**Exercise instructions:**
Pull every "Schuldner" line out of the data below.

**Exercise inputs:**
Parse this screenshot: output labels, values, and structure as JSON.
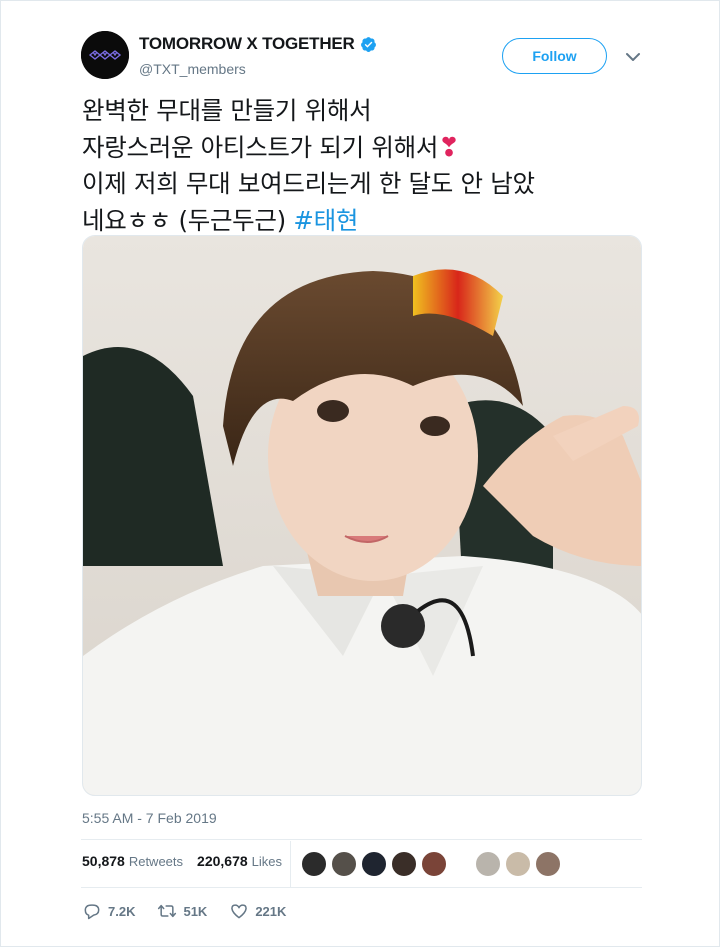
{
  "account": {
    "display_name": "TOMORROW X TOGETHER",
    "handle": "@TXT_members",
    "verified": true
  },
  "header": {
    "follow_label": "Follow"
  },
  "tweet": {
    "lines": [
      "완벽한 무대를 만들기 위해서",
      "자랑스러운 아티스트가 되기 위해서",
      "이제 저희 무대 보여드리는게 한 달도 안 남았",
      "네요ㅎㅎ (두근두근) "
    ],
    "hashtag": "#태현",
    "emoji": "❣"
  },
  "timestamp": "5:55 AM - 7 Feb 2019",
  "stats": {
    "retweets_count": "50,878",
    "retweets_label": "Retweets",
    "likes_count": "220,678",
    "likes_label": "Likes"
  },
  "actions": {
    "reply_count": "7.2K",
    "retweet_count": "51K",
    "like_count": "221K"
  },
  "colors": {
    "accent": "#1da1f2",
    "hashtag": "#1b95e0",
    "muted": "#657786",
    "heart": "#e0245e"
  }
}
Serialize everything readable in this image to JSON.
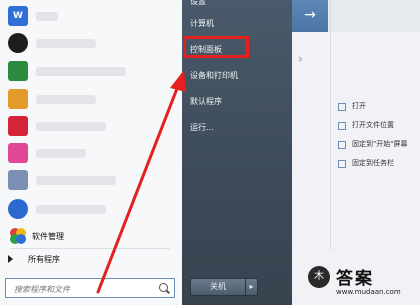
{
  "left_panel": {
    "app_software_label": "软件管理",
    "all_programs_label": "所有程序",
    "search": {
      "placeholder": "搜索程序和文件"
    }
  },
  "right_panel": {
    "items": [
      "设置",
      "计算机",
      "控制面板",
      "设备和打印机",
      "默认程序",
      "运行..."
    ],
    "shutdown_label": "关机",
    "shutdown_arrow": "▸"
  },
  "jump_list": {
    "header_arrow": "→",
    "items": [
      "打开",
      "打开文件位置",
      "固定到\"开始\"屏幕",
      "固定到任务栏"
    ]
  },
  "watermark": {
    "logo_text": "木",
    "title": "答案",
    "url": "www.mudaan.com"
  },
  "colors": {
    "highlight": "#e5201f",
    "right_panel": "#4a5a6a",
    "jump_header": "#5f88b6"
  }
}
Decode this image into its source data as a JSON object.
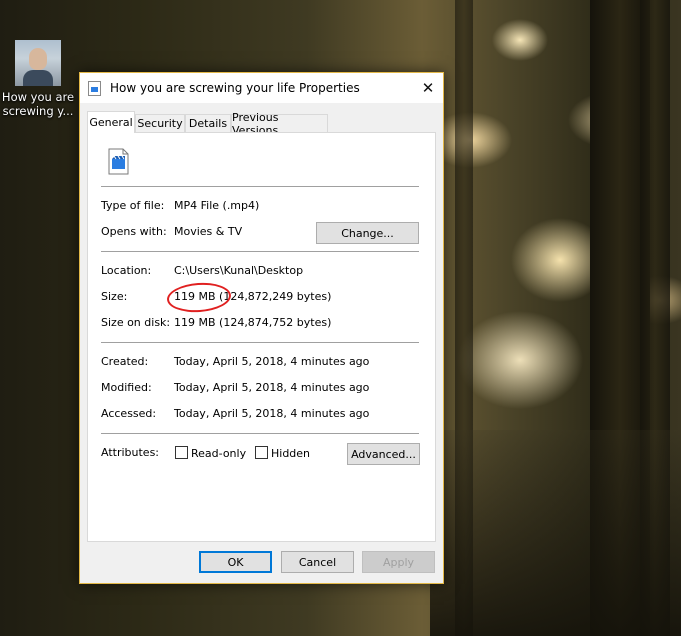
{
  "desktop": {
    "icon_label": "How you are screwing y..."
  },
  "dialog": {
    "title": "How you are screwing your life Properties",
    "tabs": [
      {
        "label": "General"
      },
      {
        "label": "Security"
      },
      {
        "label": "Details"
      },
      {
        "label": "Previous Versions"
      }
    ],
    "general": {
      "type_label": "Type of file:",
      "type_value": "MP4 File (.mp4)",
      "opens_label": "Opens with:",
      "opens_value": "Movies & TV",
      "change_button": "Change...",
      "location_label": "Location:",
      "location_value": "C:\\Users\\Kunal\\Desktop",
      "size_label": "Size:",
      "size_value": "119 MB (124,872,249 bytes)",
      "size_on_disk_label": "Size on disk:",
      "size_on_disk_value": "119 MB (124,874,752 bytes)",
      "created_label": "Created:",
      "created_value": "Today, April 5, 2018, 4 minutes ago",
      "modified_label": "Modified:",
      "modified_value": "Today, April 5, 2018, 4 minutes ago",
      "accessed_label": "Accessed:",
      "accessed_value": "Today, April 5, 2018, 4 minutes ago",
      "attributes_label": "Attributes:",
      "readonly_label": "Read-only",
      "hidden_label": "Hidden",
      "advanced_button": "Advanced..."
    },
    "buttons": {
      "ok": "OK",
      "cancel": "Cancel",
      "apply": "Apply"
    },
    "close_glyph": "✕"
  },
  "colors": {
    "accent": "#0078d7",
    "annotation": "#e02020",
    "window_border": "#e3b847"
  }
}
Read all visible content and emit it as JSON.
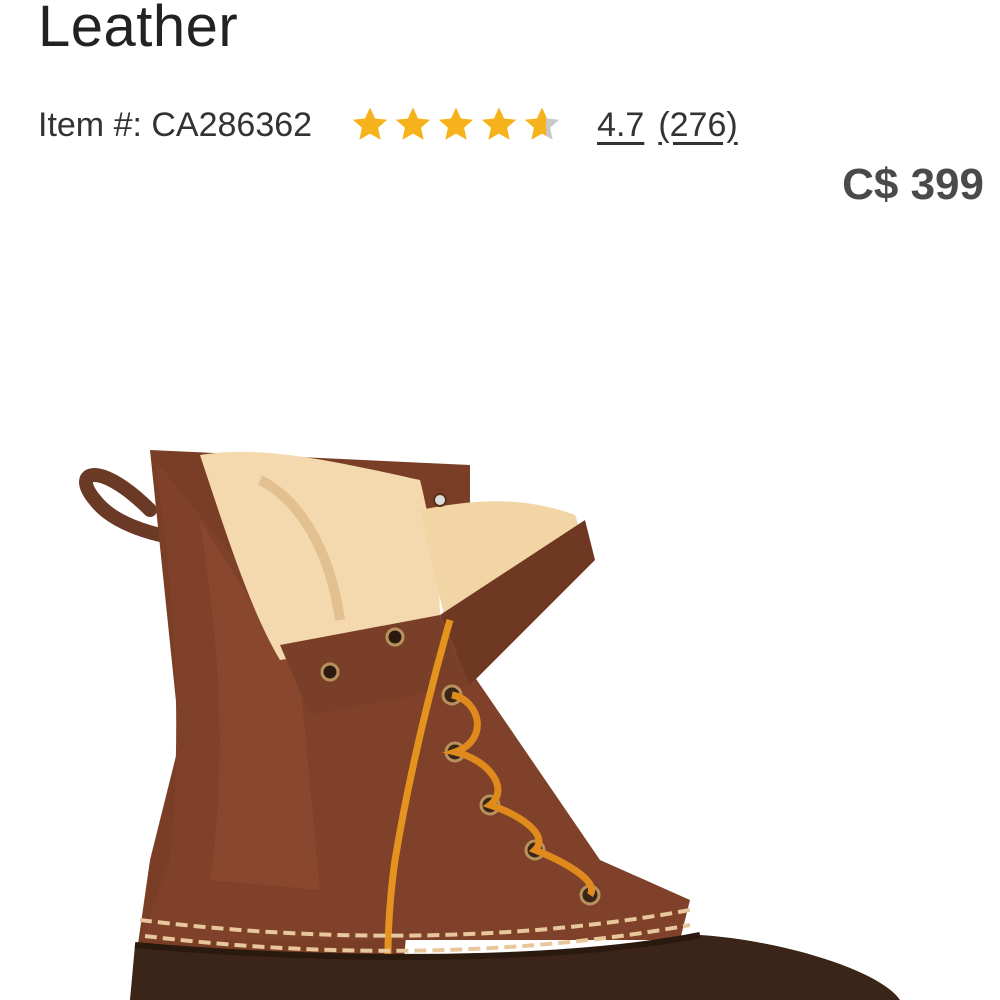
{
  "product": {
    "title": "Leather",
    "item_number": "Item #: CA286362",
    "rating": "4.7",
    "rating_fraction": 0.94,
    "review_count": "(276)",
    "price": "C$ 399"
  },
  "image": {
    "name": "leather-boot-photo"
  },
  "colors": {
    "star_fill": "#F5B21B",
    "star_empty": "#C8C8C8",
    "price_text": "#4A4A4A"
  }
}
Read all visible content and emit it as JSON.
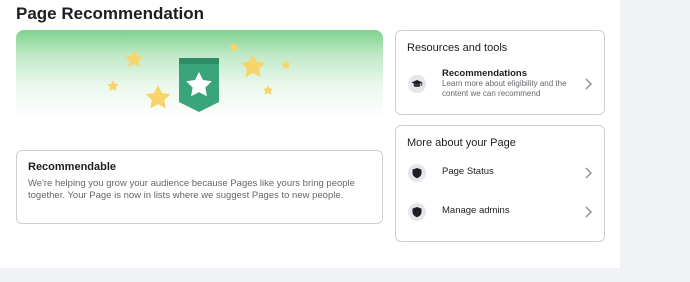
{
  "page": {
    "title": "Page Recommendation"
  },
  "colors": {
    "hero_green": "#7fd18f",
    "badge_green": "#3aa57a",
    "star_yellow": "#f7d56b",
    "border": "#ccd0d5"
  },
  "status_card": {
    "title": "Recommendable",
    "description": "We're helping you grow your audience because Pages like yours bring people together. Your Page is now in lists where we suggest Pages to new people."
  },
  "resources": {
    "heading": "Resources and tools",
    "items": [
      {
        "label": "Recommendations",
        "sublabel": "Learn more about eligibility and the content we can recommend",
        "icon": "graduation-cap-icon"
      }
    ]
  },
  "more": {
    "heading": "More about your Page",
    "items": [
      {
        "label": "Page Status",
        "icon": "shield-icon"
      },
      {
        "label": "Manage admins",
        "icon": "shield-icon"
      }
    ]
  }
}
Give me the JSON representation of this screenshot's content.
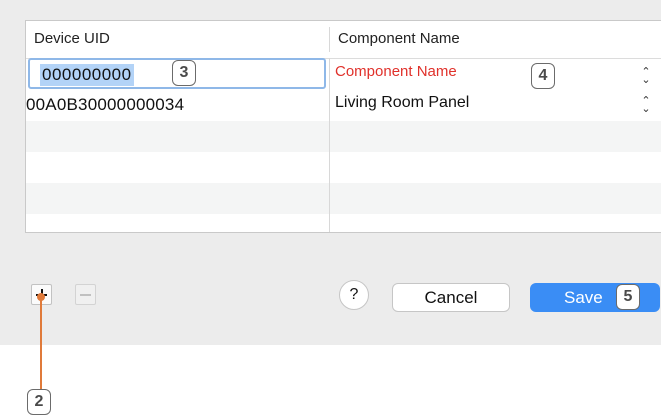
{
  "table": {
    "columns": [
      "Device UID",
      "Component Name"
    ],
    "rows": [
      {
        "uid": "000000000",
        "component": "Component Name",
        "editing": true,
        "component_is_placeholder": true
      },
      {
        "uid": "00A0B30000000034",
        "component": "Living Room Panel",
        "editing": false,
        "component_is_placeholder": false
      }
    ]
  },
  "toolbar": {
    "help_label": "?",
    "cancel_label": "Cancel",
    "save_label": "Save"
  },
  "icons": {
    "add": "plus-icon",
    "remove": "minus-icon",
    "stepper": "chevron-up-down-icon"
  },
  "callouts": [
    "2",
    "3",
    "4",
    "5"
  ],
  "colors": {
    "accent": "#3a8df5",
    "placeholder_red": "#e0312b",
    "callout_line": "#e07a3a",
    "selection": "#b3d3f7"
  }
}
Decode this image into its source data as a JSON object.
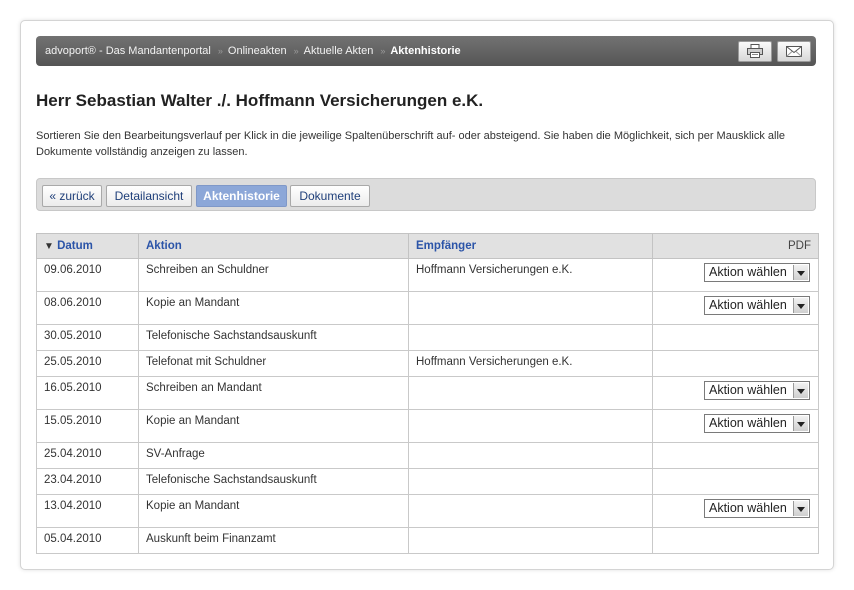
{
  "breadcrumb": {
    "items": [
      "advoport® - Das Mandantenportal",
      "Onlineakten",
      "Aktuelle Akten",
      "Aktenhistorie"
    ],
    "separator": "»"
  },
  "toolbar": {
    "print_icon": "printer-icon",
    "mail_icon": "envelope-icon"
  },
  "page": {
    "title": "Herr Sebastian Walter ./. Hoffmann Versicherungen e.K.",
    "intro": "Sortieren Sie den Bearbeitungsverlauf per Klick in die jeweilige Spaltenüberschrift auf- oder absteigend. Sie haben die Möglichkeit, sich per Mausklick alle Dokumente vollständig anzeigen zu lassen."
  },
  "tabs": {
    "back": "« zurück",
    "detail": "Detailansicht",
    "history": "Aktenhistorie",
    "documents": "Dokumente",
    "active": "history"
  },
  "table": {
    "sort_arrow": "▼",
    "headers": {
      "datum": "Datum",
      "aktion": "Aktion",
      "empfaenger": "Empfänger",
      "pdf": "PDF"
    },
    "select_label": "Aktion wählen",
    "rows": [
      {
        "datum": "09.06.2010",
        "aktion": "Schreiben an Schuldner",
        "empfaenger": "Hoffmann Versicherungen e.K.",
        "has_pdf": true
      },
      {
        "datum": "08.06.2010",
        "aktion": "Kopie an Mandant",
        "empfaenger": "",
        "has_pdf": true
      },
      {
        "datum": "30.05.2010",
        "aktion": "Telefonische Sachstandsauskunft",
        "empfaenger": "",
        "has_pdf": false
      },
      {
        "datum": "25.05.2010",
        "aktion": "Telefonat mit Schuldner",
        "empfaenger": "Hoffmann Versicherungen e.K.",
        "has_pdf": false
      },
      {
        "datum": "16.05.2010",
        "aktion": "Schreiben an Mandant",
        "empfaenger": "",
        "has_pdf": true
      },
      {
        "datum": "15.05.2010",
        "aktion": "Kopie an Mandant",
        "empfaenger": "",
        "has_pdf": true
      },
      {
        "datum": "25.04.2010",
        "aktion": "SV-Anfrage",
        "empfaenger": "",
        "has_pdf": false
      },
      {
        "datum": "23.04.2010",
        "aktion": "Telefonische Sachstandsauskunft",
        "empfaenger": "",
        "has_pdf": false
      },
      {
        "datum": "13.04.2010",
        "aktion": "Kopie an Mandant",
        "empfaenger": "",
        "has_pdf": true
      },
      {
        "datum": "05.04.2010",
        "aktion": "Auskunft beim Finanzamt",
        "empfaenger": "",
        "has_pdf": false
      }
    ]
  }
}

**Answer to this task:**
        "aktion": "Schreiben an Schuldner",
        "aktion": "Telefonat mit Schuldner",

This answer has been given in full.